TASK INSTRUCTIONS. Repeat every line of the data exactly, but not the pictures.

DATA PROVIDED.
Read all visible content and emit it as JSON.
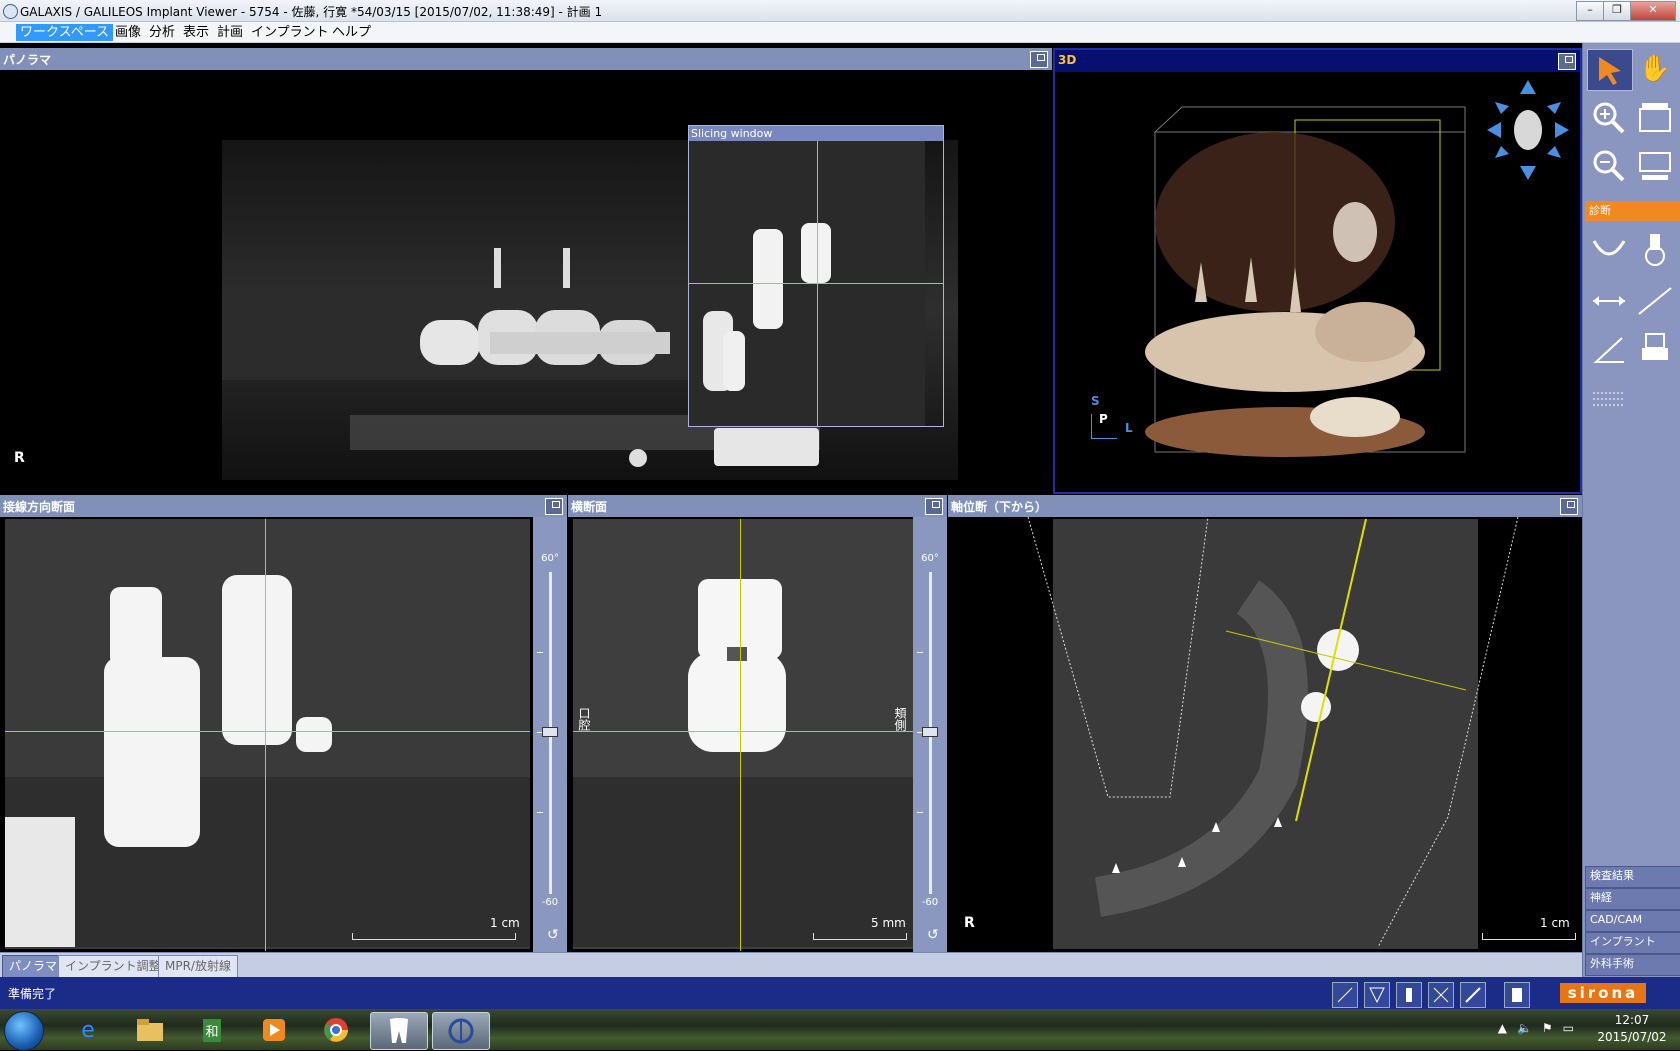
{
  "window": {
    "title": "GALAXIS / GALILEOS Implant Viewer - 5754 - 佐藤, 行寛 *54/03/15 [2015/07/02, 11:38:49] - 計画 1",
    "minimize": "–",
    "restore": "❐",
    "close": "✕"
  },
  "menu": [
    "ワークスペース",
    "画像",
    "分析",
    "表示",
    "計画",
    "インプラント",
    "ヘルプ"
  ],
  "panes": {
    "panorama": {
      "title": "パノラマ",
      "orientation": "R",
      "slicing_window": "Slicing window"
    },
    "view3d": {
      "title": "3D",
      "axis_s": "S",
      "axis_p": "P",
      "axis_l": "L"
    },
    "tangential": {
      "title": "接線方向断面",
      "scale": "1 cm",
      "slider_top": "60°",
      "slider_bottom": "-60"
    },
    "cross": {
      "title": "横断面",
      "scale": "5 mm",
      "label_left": "口腔",
      "label_right": "頬側",
      "slider_top": "60°",
      "slider_bottom": "-60"
    },
    "axial": {
      "title": "軸位断（下から）",
      "orientation": "R",
      "scale": "1 cm"
    }
  },
  "toolbar": {
    "diag_label": "診断",
    "side_buttons": [
      "検査結果",
      "神経",
      "CAD/CAM",
      "インプラント",
      "外科手術"
    ]
  },
  "tabs": [
    "パノラマ",
    "インプラント調整",
    "MPR/放射線"
  ],
  "status": {
    "text": "準備完了",
    "brand": "sirona"
  },
  "taskbar": {
    "time": "12:07",
    "date": "2015/07/02",
    "ime_label": "和"
  },
  "colors": {
    "pane_header": "#8090b8",
    "active_pane_header": "#06106e",
    "crosshair": "#c8c800",
    "accent_orange": "#f08a20",
    "statusbar": "#1b2b88"
  }
}
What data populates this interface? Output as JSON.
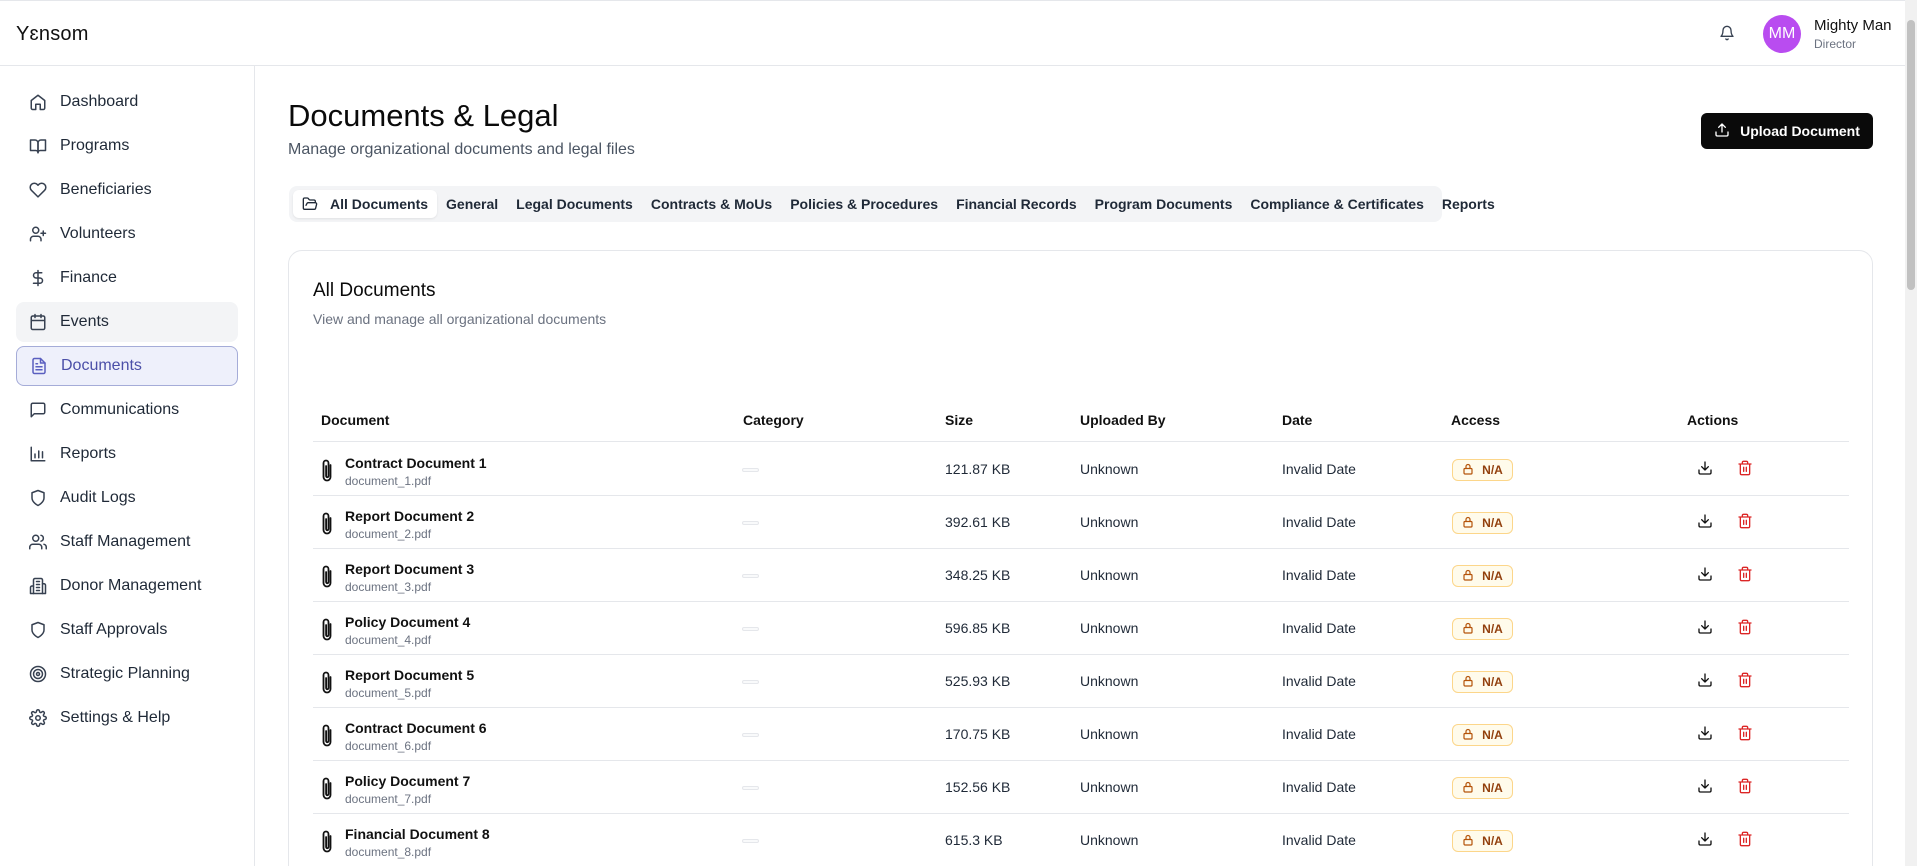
{
  "app": {
    "logo": "Yɛnsom"
  },
  "header": {
    "user": {
      "initials": "MM",
      "name": "Mighty Man",
      "role": "Director"
    }
  },
  "sidebar": {
    "items": [
      {
        "label": "Dashboard",
        "icon": "home-icon"
      },
      {
        "label": "Programs",
        "icon": "book-open-icon"
      },
      {
        "label": "Beneficiaries",
        "icon": "heart-icon"
      },
      {
        "label": "Volunteers",
        "icon": "user-plus-icon"
      },
      {
        "label": "Finance",
        "icon": "dollar-icon"
      },
      {
        "label": "Events",
        "icon": "calendar-icon"
      },
      {
        "label": "Documents",
        "icon": "file-text-icon"
      },
      {
        "label": "Communications",
        "icon": "message-icon"
      },
      {
        "label": "Reports",
        "icon": "bar-chart-icon"
      },
      {
        "label": "Audit Logs",
        "icon": "shield-icon"
      },
      {
        "label": "Staff Management",
        "icon": "users-icon"
      },
      {
        "label": "Donor Management",
        "icon": "building-icon"
      },
      {
        "label": "Staff Approvals",
        "icon": "shield-icon"
      },
      {
        "label": "Strategic Planning",
        "icon": "target-icon"
      },
      {
        "label": "Settings & Help",
        "icon": "gear-icon"
      }
    ]
  },
  "page": {
    "title": "Documents & Legal",
    "subtitle": "Manage organizational documents and legal files",
    "upload_label": "Upload Document"
  },
  "tabs": [
    "All Documents",
    "General",
    "Legal Documents",
    "Contracts & MoUs",
    "Policies & Procedures",
    "Financial Records",
    "Program Documents",
    "Compliance & Certificates",
    "Reports"
  ],
  "card": {
    "title": "All Documents",
    "subtitle": "View and manage all organizational documents"
  },
  "table": {
    "headers": {
      "document": "Document",
      "category": "Category",
      "size": "Size",
      "uploaded_by": "Uploaded By",
      "date": "Date",
      "access": "Access",
      "actions": "Actions"
    },
    "rows": [
      {
        "name": "Contract Document 1",
        "file": "document_1.pdf",
        "size": "121.87 KB",
        "uploaded_by": "Unknown",
        "date": "Invalid Date",
        "access": "N/A"
      },
      {
        "name": "Report Document 2",
        "file": "document_2.pdf",
        "size": "392.61 KB",
        "uploaded_by": "Unknown",
        "date": "Invalid Date",
        "access": "N/A"
      },
      {
        "name": "Report Document 3",
        "file": "document_3.pdf",
        "size": "348.25 KB",
        "uploaded_by": "Unknown",
        "date": "Invalid Date",
        "access": "N/A"
      },
      {
        "name": "Policy Document 4",
        "file": "document_4.pdf",
        "size": "596.85 KB",
        "uploaded_by": "Unknown",
        "date": "Invalid Date",
        "access": "N/A"
      },
      {
        "name": "Report Document 5",
        "file": "document_5.pdf",
        "size": "525.93 KB",
        "uploaded_by": "Unknown",
        "date": "Invalid Date",
        "access": "N/A"
      },
      {
        "name": "Contract Document 6",
        "file": "document_6.pdf",
        "size": "170.75 KB",
        "uploaded_by": "Unknown",
        "date": "Invalid Date",
        "access": "N/A"
      },
      {
        "name": "Policy Document 7",
        "file": "document_7.pdf",
        "size": "152.56 KB",
        "uploaded_by": "Unknown",
        "date": "Invalid Date",
        "access": "N/A"
      },
      {
        "name": "Financial Document 8",
        "file": "document_8.pdf",
        "size": "615.3 KB",
        "uploaded_by": "Unknown",
        "date": "Invalid Date",
        "access": "N/A"
      }
    ]
  },
  "colors": {
    "accent": "#5a5fc0",
    "avatar": "#b94cf0",
    "danger": "#dc2626",
    "badge_border": "#fcd68a",
    "badge_text": "#92400e"
  }
}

EXERCISE SOLUTION.
Read all visible content and emit it as JSON.
{
  "window": {
    "title": "GALAXIS / GALILEOS Implant Viewer - 5754 - 佐藤, 行寛 *54/03/15 [2015/07/02, 11:38:49] - 計画 1",
    "minimize": "–",
    "restore": "❐",
    "close": "✕"
  },
  "menu": [
    "ワークスペース",
    "画像",
    "分析",
    "表示",
    "計画",
    "インプラント",
    "ヘルプ"
  ],
  "panes": {
    "panorama": {
      "title": "パノラマ",
      "orientation": "R",
      "slicing_window": "Slicing window"
    },
    "view3d": {
      "title": "3D",
      "axis_s": "S",
      "axis_p": "P",
      "axis_l": "L"
    },
    "tangential": {
      "title": "接線方向断面",
      "scale": "1 cm",
      "slider_top": "60°",
      "slider_bottom": "-60"
    },
    "cross": {
      "title": "横断面",
      "scale": "5 mm",
      "label_left": "口腔",
      "label_right": "頬側",
      "slider_top": "60°",
      "slider_bottom": "-60"
    },
    "axial": {
      "title": "軸位断（下から）",
      "orientation": "R",
      "scale": "1 cm"
    }
  },
  "toolbar": {
    "diag_label": "診断",
    "side_buttons": [
      "検査結果",
      "神経",
      "CAD/CAM",
      "インプラント",
      "外科手術"
    ]
  },
  "tabs": [
    "パノラマ",
    "インプラント調整",
    "MPR/放射線"
  ],
  "status": {
    "text": "準備完了",
    "brand": "sirona"
  },
  "taskbar": {
    "time": "12:07",
    "date": "2015/07/02",
    "ime_label": "和"
  },
  "colors": {
    "pane_header": "#8090b8",
    "active_pane_header": "#06106e",
    "crosshair": "#c8c800",
    "accent_orange": "#f08a20",
    "statusbar": "#1b2b88"
  }
}
What data populates this interface? Output as JSON.
{
  "app": {
    "logo": "Yɛnsom"
  },
  "header": {
    "user": {
      "initials": "MM",
      "name": "Mighty Man",
      "role": "Director"
    }
  },
  "sidebar": {
    "items": [
      {
        "label": "Dashboard",
        "icon": "home-icon"
      },
      {
        "label": "Programs",
        "icon": "book-open-icon"
      },
      {
        "label": "Beneficiaries",
        "icon": "heart-icon"
      },
      {
        "label": "Volunteers",
        "icon": "user-plus-icon"
      },
      {
        "label": "Finance",
        "icon": "dollar-icon"
      },
      {
        "label": "Events",
        "icon": "calendar-icon"
      },
      {
        "label": "Documents",
        "icon": "file-text-icon"
      },
      {
        "label": "Communications",
        "icon": "message-icon"
      },
      {
        "label": "Reports",
        "icon": "bar-chart-icon"
      },
      {
        "label": "Audit Logs",
        "icon": "shield-icon"
      },
      {
        "label": "Staff Management",
        "icon": "users-icon"
      },
      {
        "label": "Donor Management",
        "icon": "building-icon"
      },
      {
        "label": "Staff Approvals",
        "icon": "shield-icon"
      },
      {
        "label": "Strategic Planning",
        "icon": "target-icon"
      },
      {
        "label": "Settings & Help",
        "icon": "gear-icon"
      }
    ]
  },
  "page": {
    "title": "Documents & Legal",
    "subtitle": "Manage organizational documents and legal files",
    "upload_label": "Upload Document"
  },
  "tabs": [
    "All Documents",
    "General",
    "Legal Documents",
    "Contracts & MoUs",
    "Policies & Procedures",
    "Financial Records",
    "Program Documents",
    "Compliance & Certificates",
    "Reports"
  ],
  "card": {
    "title": "All Documents",
    "subtitle": "View and manage all organizational documents"
  },
  "table": {
    "headers": {
      "document": "Document",
      "category": "Category",
      "size": "Size",
      "uploaded_by": "Uploaded By",
      "date": "Date",
      "access": "Access",
      "actions": "Actions"
    },
    "rows": [
      {
        "name": "Contract Document 1",
        "file": "document_1.pdf",
        "size": "121.87 KB",
        "uploaded_by": "Unknown",
        "date": "Invalid Date",
        "access": "N/A"
      },
      {
        "name": "Report Document 2",
        "file": "document_2.pdf",
        "size": "392.61 KB",
        "uploaded_by": "Unknown",
        "date": "Invalid Date",
        "access": "N/A"
      },
      {
        "name": "Report Document 3",
        "file": "document_3.pdf",
        "size": "348.25 KB",
        "uploaded_by": "Unknown",
        "date": "Invalid Date",
        "access": "N/A"
      },
      {
        "name": "Policy Document 4",
        "file": "document_4.pdf",
        "size": "596.85 KB",
        "uploaded_by": "Unknown",
        "date": "Invalid Date",
        "access": "N/A"
      },
      {
        "name": "Report Document 5",
        "file": "document_5.pdf",
        "size": "525.93 KB",
        "uploaded_by": "Unknown",
        "date": "Invalid Date",
        "access": "N/A"
      },
      {
        "name": "Contract Document 6",
        "file": "document_6.pdf",
        "size": "170.75 KB",
        "uploaded_by": "Unknown",
        "date": "Invalid Date",
        "access": "N/A"
      },
      {
        "name": "Policy Document 7",
        "file": "document_7.pdf",
        "size": "152.56 KB",
        "uploaded_by": "Unknown",
        "date": "Invalid Date",
        "access": "N/A"
      },
      {
        "name": "Financial Document 8",
        "file": "document_8.pdf",
        "size": "615.3 KB",
        "uploaded_by": "Unknown",
        "date": "Invalid Date",
        "access": "N/A"
      }
    ]
  },
  "colors": {
    "accent": "#5a5fc0",
    "avatar": "#b94cf0",
    "danger": "#dc2626",
    "badge_border": "#fcd68a",
    "badge_text": "#92400e"
  }
}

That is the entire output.